O que fazer: Continue o texto de origem, sobre uma cidade noturna em linguagem abstrata sob um círculo dourado, a partir da última frase.

Texto de origem:
════════
Uma cena urbana reinterpretada sob uma linguagem abstrata, onde a cidade surge fragmentada, quase como memórias sobrepostas no tempo. Tons escuros e texturas densas constroem um ambiente noturno, carregado de profundidade e mistério, enquanto camadas de formas geométricas sugerem prédios, ruas e estruturas que parecem emergir e desaparecer ao mesmo tempo.
No contraste, um elemento se impõe com força: o círculo dourado, intenso e texturizado, que remete a uma lua cheia observando silenciosamente a paisagem. Ele quebra a rigidez do concreto e traz um ponto de luz, quase poético, que equilibra o peso visual da composição.
════════
Informações:
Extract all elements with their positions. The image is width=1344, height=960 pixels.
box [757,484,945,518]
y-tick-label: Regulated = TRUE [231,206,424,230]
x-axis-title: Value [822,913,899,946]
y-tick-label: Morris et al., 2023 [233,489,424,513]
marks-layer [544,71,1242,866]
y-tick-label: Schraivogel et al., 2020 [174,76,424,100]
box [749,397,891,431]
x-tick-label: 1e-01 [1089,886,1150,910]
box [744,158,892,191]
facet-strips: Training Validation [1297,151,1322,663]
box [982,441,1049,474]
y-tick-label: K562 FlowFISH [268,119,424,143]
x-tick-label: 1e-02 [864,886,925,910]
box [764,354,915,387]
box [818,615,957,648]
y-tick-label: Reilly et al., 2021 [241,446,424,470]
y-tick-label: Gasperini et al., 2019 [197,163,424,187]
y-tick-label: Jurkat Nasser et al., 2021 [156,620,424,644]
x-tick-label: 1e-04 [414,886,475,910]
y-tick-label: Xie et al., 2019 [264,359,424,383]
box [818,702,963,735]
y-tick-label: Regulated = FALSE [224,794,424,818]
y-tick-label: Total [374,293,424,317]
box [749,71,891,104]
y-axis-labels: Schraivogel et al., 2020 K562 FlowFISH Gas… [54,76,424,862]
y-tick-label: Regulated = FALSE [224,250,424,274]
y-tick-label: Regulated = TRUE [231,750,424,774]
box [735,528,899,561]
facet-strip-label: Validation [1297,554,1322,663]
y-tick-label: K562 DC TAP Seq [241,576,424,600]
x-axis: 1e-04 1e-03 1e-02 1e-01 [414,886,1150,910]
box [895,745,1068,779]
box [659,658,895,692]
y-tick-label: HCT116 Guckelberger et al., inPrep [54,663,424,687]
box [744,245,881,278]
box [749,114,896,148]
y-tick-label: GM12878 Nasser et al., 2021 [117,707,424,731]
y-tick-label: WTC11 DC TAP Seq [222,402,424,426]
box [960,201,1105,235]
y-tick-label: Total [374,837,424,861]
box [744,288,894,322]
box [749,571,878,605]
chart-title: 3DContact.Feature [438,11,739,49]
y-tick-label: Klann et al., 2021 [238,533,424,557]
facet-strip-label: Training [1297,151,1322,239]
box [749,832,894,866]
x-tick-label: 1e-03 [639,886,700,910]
════════
Sua resposta:
Há um jogo interessante entre caos e ordem. As linhas horizontais, sutis e precisas, introduzem ritmo e direção, como se fossem caminhos ou fluxos dentro desse cenário urbano desconstruído. Já as manchas e sobreposições criam uma sensação de desgaste, de história vivida, como paredes que carregam marcas do tempo.
A obra transmite a essência de uma cidade que nunca para, mas que, em meio ao movimento, guarda momentos de silêncio e contemplação. É um encontro entre o bruto e o refinado, entre o concreto e a luz.